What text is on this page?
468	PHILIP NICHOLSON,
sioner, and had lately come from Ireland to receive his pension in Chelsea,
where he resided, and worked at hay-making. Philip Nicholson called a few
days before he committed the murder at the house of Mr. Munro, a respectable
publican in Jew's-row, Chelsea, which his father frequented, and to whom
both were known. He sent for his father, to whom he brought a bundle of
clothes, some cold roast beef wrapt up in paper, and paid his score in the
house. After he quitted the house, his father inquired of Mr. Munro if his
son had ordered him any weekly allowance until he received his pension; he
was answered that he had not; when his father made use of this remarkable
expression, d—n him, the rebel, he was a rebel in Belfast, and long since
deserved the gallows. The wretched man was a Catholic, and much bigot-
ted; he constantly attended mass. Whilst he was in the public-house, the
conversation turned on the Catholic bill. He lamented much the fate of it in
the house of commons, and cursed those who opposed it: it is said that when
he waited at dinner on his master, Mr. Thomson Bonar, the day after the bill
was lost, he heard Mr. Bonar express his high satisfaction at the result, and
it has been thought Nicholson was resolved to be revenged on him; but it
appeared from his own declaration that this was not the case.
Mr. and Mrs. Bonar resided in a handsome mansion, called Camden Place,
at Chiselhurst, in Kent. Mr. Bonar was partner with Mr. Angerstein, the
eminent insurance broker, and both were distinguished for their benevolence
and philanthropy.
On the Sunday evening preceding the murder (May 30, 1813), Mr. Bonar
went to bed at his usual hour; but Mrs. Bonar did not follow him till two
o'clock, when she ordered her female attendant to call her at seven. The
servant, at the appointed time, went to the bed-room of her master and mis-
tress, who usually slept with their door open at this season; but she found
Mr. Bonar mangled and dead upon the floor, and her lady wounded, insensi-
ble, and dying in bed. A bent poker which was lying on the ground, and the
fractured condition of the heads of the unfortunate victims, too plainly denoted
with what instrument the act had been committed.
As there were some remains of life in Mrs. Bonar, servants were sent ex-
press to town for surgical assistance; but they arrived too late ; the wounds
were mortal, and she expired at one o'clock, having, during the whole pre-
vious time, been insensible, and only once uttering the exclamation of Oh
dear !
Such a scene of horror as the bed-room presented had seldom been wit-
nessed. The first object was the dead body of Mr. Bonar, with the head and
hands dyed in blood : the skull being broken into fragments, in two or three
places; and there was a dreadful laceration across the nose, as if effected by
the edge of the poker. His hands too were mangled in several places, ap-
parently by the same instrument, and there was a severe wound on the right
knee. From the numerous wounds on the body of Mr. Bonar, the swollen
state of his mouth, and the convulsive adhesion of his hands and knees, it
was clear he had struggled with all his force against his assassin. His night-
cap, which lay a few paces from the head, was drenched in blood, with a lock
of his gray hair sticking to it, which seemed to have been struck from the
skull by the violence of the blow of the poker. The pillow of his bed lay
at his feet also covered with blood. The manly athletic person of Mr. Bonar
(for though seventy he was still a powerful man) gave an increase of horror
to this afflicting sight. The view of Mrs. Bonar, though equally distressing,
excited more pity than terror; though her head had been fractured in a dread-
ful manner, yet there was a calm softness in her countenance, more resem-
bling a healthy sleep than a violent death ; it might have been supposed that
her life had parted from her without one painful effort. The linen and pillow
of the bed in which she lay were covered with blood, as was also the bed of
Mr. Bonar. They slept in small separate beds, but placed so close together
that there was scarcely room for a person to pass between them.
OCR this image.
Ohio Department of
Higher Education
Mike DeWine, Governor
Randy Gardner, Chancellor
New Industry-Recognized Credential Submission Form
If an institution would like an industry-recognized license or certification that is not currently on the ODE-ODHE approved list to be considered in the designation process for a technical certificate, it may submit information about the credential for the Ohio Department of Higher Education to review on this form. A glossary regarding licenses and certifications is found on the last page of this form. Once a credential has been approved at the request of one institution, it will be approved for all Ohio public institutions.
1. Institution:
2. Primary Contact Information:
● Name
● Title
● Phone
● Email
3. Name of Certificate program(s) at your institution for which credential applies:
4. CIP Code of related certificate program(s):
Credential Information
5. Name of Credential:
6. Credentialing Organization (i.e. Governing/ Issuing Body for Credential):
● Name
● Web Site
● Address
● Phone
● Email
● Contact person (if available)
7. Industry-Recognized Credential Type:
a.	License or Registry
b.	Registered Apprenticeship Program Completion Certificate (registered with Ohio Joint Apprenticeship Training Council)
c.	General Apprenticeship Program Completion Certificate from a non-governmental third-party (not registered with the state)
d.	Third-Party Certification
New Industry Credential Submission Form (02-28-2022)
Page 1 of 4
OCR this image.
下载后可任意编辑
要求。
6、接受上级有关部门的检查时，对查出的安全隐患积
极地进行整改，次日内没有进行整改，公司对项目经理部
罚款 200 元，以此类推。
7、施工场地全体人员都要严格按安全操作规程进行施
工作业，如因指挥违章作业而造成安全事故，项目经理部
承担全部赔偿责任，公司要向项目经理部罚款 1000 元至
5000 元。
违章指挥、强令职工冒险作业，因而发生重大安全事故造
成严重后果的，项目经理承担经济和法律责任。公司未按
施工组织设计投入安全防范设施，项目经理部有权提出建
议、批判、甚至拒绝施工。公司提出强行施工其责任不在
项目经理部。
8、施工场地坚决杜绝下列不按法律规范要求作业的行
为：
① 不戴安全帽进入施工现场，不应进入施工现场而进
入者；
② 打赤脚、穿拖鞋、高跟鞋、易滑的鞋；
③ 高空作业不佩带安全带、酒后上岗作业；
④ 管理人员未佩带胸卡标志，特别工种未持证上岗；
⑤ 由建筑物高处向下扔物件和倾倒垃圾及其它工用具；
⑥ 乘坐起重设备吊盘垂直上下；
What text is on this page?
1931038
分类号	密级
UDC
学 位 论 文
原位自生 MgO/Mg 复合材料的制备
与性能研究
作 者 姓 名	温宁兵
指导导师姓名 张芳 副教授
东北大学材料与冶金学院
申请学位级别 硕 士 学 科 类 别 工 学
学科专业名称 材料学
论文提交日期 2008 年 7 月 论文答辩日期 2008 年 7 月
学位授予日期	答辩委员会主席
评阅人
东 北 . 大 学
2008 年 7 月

────────────────────

Your task is to gather all lines from the entries above that hold the word "registered".

Result of this task -
b.	Registered Apprenticeship Program Completion Certificate (registered with Ohio Joint Apprenticeship Training Council)
c.	General Apprenticeship Program Completion Certificate from a non-governmental third-party (not registered with the state)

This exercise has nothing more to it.